Saved entries:
#####
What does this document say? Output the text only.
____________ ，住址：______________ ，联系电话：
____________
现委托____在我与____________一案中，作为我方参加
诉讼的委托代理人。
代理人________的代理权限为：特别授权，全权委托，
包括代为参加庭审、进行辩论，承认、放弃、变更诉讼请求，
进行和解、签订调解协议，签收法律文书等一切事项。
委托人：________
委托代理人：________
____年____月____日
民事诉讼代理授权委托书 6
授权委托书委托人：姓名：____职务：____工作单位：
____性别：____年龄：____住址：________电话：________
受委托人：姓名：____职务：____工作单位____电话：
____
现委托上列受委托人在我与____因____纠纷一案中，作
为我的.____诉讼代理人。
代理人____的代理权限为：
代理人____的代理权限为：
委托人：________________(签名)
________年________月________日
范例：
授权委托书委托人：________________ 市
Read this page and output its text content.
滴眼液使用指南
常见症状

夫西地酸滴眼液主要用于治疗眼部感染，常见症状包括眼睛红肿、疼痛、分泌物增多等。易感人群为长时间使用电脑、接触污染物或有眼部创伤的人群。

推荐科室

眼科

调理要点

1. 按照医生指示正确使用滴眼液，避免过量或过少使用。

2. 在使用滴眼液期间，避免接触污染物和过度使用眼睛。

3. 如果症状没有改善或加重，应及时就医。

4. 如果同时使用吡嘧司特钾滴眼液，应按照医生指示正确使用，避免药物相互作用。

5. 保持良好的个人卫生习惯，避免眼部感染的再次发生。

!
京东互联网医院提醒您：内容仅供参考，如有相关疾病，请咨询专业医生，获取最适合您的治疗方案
#####
- STATED EXERCISE: Each record should come back exactly as written.

- SOLUTION TO THIS PROBLEM:
What does this document say? Output the text only.
____________ ，住址：______________ ，联系电话：
____________
现委托____在我与____________一案中，作为我方参加
诉讼的委托代理人。
代理人________的代理权限为：特别授权，全权委托，
包括代为参加庭审、进行辩论，承认、放弃、变更诉讼请求，
进行和解、签订调解协议，签收法律文书等一切事项。
委托人：________
委托代理人：________
____年____月____日
民事诉讼代理授权委托书 6
授权委托书委托人：姓名：____职务：____工作单位：
____性别：____年龄：____住址：________电话：________
受委托人：姓名：____职务：____工作单位____电话：
____
现委托上列受委托人在我与____因____纠纷一案中，作
为我的.____诉讼代理人。
代理人____的代理权限为：
代理人____的代理权限为：
委托人：________________(签名)
________年________月________日
范例：
授权委托书委托人：________________ 市
Read this page and output its text content.
滴眼液使用指南
常见症状

夫西地酸滴眼液主要用于治疗眼部感染，常见症状包括眼睛红肿、疼痛、分泌物增多等。易感人群为长时间使用电脑、接触污染物或有眼部创伤的人群。

推荐科室

眼科

调理要点

1. 按照医生指示正确使用滴眼液，避免过量或过少使用。

2. 在使用滴眼液期间，避免接触污染物和过度使用眼睛。

3. 如果症状没有改善或加重，应及时就医。

4. 如果同时使用吡嘧司特钾滴眼液，应按照医生指示正确使用，避免药物相互作用。

5. 保持良好的个人卫生习惯，避免眼部感染的再次发生。

!
京东互联网医院提醒您：内容仅供参考，如有相关疾病，请咨询专业医生，获取最适合您的治疗方案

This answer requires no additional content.